● **TASK REQUIREMENTS**: Count every line in the entries that follow where the word "Chassis" appears, then state only the total.
— start of EXTRACTED INFORMATION —
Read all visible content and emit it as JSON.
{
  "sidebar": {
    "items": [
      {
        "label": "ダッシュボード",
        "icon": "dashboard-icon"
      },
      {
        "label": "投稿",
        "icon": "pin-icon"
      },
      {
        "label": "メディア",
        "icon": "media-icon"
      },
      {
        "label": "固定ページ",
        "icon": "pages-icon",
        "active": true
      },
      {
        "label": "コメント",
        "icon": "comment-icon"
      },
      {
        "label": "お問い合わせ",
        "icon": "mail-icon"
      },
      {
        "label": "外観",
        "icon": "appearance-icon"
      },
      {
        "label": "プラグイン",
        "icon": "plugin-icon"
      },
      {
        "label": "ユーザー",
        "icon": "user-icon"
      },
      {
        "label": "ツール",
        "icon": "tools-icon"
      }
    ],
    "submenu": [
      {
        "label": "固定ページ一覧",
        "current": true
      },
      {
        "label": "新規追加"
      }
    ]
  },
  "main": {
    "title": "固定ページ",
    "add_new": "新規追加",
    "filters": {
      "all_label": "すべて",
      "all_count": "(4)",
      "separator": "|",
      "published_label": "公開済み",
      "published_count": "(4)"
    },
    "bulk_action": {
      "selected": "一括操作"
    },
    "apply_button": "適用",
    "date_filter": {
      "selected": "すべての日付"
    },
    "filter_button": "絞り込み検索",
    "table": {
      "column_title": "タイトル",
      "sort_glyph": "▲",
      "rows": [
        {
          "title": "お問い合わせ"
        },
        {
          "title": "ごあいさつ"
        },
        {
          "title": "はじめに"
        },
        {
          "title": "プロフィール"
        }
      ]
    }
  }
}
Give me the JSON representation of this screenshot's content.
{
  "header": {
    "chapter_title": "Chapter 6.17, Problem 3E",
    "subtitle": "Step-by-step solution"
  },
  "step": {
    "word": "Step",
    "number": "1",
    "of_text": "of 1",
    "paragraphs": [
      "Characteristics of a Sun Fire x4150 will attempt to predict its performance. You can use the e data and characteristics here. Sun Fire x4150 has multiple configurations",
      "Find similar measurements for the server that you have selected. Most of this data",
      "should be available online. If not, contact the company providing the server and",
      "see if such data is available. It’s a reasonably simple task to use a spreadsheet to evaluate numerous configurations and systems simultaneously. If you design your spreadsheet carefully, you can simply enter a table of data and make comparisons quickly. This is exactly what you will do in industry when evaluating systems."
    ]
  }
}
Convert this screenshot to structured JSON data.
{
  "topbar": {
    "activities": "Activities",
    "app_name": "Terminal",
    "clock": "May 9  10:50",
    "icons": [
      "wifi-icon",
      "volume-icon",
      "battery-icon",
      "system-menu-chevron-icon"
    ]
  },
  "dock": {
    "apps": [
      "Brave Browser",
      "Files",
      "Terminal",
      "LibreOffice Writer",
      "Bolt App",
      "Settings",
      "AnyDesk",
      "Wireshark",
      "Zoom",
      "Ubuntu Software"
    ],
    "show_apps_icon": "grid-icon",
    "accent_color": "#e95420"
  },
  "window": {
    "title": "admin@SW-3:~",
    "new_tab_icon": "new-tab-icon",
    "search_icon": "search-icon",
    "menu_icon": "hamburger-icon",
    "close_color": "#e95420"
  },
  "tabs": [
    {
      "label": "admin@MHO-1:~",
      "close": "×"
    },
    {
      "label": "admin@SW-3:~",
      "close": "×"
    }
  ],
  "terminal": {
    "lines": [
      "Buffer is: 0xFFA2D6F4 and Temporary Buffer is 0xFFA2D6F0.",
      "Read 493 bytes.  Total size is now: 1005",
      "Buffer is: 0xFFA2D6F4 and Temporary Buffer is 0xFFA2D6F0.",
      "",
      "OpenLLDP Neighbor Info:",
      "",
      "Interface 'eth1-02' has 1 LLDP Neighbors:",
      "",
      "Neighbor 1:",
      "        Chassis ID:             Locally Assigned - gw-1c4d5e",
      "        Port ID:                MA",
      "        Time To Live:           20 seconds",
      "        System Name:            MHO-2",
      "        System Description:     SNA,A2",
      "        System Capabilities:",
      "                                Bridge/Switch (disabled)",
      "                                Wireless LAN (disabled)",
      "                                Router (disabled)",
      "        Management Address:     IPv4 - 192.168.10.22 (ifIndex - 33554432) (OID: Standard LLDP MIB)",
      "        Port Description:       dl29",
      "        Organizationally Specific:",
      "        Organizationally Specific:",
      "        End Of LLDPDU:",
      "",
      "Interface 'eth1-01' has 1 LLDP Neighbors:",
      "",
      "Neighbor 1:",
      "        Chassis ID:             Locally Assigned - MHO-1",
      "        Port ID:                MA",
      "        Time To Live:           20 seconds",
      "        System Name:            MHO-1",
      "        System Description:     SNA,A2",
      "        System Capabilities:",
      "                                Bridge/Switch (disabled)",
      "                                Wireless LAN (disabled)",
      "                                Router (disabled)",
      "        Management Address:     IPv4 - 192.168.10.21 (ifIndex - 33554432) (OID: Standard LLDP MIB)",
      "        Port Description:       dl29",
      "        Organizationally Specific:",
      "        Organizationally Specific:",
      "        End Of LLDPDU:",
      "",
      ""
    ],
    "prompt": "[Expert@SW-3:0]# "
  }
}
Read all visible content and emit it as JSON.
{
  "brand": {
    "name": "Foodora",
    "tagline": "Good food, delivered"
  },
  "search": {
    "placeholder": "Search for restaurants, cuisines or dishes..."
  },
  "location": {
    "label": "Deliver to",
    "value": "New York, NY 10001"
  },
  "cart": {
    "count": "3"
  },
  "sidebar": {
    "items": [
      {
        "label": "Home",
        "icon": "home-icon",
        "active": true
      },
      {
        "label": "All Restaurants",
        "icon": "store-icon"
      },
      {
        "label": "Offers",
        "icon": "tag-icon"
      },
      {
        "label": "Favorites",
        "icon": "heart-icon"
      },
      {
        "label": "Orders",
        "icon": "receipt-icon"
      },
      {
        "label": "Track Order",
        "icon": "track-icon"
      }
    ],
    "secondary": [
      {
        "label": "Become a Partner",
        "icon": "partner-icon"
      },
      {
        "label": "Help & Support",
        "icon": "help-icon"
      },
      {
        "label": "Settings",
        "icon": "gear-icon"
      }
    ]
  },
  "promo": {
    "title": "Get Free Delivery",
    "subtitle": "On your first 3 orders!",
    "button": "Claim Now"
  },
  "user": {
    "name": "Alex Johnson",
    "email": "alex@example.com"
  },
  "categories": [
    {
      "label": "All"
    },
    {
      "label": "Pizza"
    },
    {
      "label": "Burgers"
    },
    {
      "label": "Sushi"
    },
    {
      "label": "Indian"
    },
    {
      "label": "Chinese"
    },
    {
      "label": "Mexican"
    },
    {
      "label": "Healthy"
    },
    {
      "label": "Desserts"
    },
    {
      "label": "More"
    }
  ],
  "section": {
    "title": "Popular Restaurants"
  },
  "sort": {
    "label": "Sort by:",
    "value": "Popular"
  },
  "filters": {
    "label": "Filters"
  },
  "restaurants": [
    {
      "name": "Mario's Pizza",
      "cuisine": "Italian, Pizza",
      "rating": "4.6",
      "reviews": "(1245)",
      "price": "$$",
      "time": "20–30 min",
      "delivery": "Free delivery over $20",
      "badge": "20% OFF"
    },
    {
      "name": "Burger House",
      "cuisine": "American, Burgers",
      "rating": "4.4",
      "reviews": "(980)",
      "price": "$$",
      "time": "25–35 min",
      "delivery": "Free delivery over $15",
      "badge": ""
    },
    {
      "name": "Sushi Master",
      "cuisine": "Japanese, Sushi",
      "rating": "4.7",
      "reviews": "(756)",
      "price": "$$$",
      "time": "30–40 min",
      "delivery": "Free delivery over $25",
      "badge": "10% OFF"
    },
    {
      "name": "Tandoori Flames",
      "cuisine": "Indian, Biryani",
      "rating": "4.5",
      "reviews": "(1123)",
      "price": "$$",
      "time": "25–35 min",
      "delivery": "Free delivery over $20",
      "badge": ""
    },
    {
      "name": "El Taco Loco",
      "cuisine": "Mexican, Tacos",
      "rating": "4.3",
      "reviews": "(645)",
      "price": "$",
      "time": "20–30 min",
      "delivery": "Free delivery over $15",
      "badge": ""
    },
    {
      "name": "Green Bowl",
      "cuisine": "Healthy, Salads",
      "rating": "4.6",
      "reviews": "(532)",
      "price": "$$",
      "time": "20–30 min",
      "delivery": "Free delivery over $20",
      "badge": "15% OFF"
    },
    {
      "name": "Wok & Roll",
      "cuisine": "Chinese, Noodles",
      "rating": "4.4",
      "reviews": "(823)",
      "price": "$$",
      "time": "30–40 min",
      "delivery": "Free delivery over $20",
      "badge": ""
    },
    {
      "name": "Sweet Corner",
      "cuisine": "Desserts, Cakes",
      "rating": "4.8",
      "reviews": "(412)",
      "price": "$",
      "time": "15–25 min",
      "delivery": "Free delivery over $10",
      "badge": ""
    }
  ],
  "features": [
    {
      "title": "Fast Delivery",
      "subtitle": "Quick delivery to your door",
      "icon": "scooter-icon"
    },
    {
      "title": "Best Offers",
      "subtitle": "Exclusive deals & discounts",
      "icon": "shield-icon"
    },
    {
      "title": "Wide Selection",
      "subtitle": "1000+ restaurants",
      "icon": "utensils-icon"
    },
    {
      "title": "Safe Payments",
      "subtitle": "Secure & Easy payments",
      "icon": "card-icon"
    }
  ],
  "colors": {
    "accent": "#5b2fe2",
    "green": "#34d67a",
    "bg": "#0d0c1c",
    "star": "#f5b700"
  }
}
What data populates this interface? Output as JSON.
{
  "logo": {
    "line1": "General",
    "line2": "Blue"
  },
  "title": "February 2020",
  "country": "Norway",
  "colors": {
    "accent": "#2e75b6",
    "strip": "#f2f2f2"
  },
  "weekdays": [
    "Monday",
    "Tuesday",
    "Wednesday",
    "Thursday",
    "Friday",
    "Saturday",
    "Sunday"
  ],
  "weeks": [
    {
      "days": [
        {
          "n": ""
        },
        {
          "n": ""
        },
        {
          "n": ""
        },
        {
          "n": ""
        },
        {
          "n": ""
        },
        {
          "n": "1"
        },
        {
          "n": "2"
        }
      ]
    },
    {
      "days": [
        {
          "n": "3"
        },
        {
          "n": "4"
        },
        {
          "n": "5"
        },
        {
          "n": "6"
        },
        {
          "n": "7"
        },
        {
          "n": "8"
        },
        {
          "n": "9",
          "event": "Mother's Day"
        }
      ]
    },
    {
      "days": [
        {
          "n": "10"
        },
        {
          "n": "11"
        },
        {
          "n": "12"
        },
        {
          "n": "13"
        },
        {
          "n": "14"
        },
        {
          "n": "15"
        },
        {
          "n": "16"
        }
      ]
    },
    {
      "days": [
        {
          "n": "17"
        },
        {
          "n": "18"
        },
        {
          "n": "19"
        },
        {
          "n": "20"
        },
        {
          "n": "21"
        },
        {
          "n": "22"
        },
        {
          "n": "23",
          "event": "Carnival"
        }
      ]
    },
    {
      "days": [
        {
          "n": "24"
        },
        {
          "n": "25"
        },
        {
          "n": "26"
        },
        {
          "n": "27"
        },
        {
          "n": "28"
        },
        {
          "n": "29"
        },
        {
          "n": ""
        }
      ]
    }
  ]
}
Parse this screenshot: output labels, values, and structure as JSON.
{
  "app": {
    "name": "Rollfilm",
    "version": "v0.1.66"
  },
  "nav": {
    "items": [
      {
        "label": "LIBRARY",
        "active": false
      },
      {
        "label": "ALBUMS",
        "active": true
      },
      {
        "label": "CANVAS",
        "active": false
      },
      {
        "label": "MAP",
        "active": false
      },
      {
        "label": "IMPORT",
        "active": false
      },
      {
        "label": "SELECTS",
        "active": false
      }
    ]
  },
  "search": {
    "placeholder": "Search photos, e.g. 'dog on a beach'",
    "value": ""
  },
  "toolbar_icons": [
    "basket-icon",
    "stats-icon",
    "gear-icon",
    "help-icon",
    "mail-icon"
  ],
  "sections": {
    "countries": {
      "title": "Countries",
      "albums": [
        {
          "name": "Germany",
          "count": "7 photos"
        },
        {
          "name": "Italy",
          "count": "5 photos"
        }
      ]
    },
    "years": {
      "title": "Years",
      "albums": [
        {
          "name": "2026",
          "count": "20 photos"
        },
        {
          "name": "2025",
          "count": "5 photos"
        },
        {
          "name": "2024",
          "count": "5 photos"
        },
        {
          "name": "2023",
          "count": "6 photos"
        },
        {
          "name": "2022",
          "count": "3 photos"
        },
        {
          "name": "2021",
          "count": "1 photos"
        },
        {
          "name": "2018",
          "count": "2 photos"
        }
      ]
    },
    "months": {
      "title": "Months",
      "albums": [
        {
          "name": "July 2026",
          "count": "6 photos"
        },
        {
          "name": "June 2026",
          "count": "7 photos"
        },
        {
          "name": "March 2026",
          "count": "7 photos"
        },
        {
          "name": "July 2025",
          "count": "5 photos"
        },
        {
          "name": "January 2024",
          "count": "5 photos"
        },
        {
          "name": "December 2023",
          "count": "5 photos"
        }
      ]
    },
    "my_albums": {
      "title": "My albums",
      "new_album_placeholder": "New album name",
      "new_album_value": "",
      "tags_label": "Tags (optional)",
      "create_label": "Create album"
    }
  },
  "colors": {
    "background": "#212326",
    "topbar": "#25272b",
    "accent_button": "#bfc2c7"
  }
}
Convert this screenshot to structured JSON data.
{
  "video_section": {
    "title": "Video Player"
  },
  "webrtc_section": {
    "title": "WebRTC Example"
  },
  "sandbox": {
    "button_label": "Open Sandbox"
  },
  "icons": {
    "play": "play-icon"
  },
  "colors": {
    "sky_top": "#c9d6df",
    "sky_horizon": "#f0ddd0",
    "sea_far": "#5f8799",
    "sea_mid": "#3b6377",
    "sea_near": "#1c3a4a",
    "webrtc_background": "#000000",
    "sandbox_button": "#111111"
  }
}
— end of EXTRACTED INFORMATION —
● **WRITTEN RESPONSE**: 2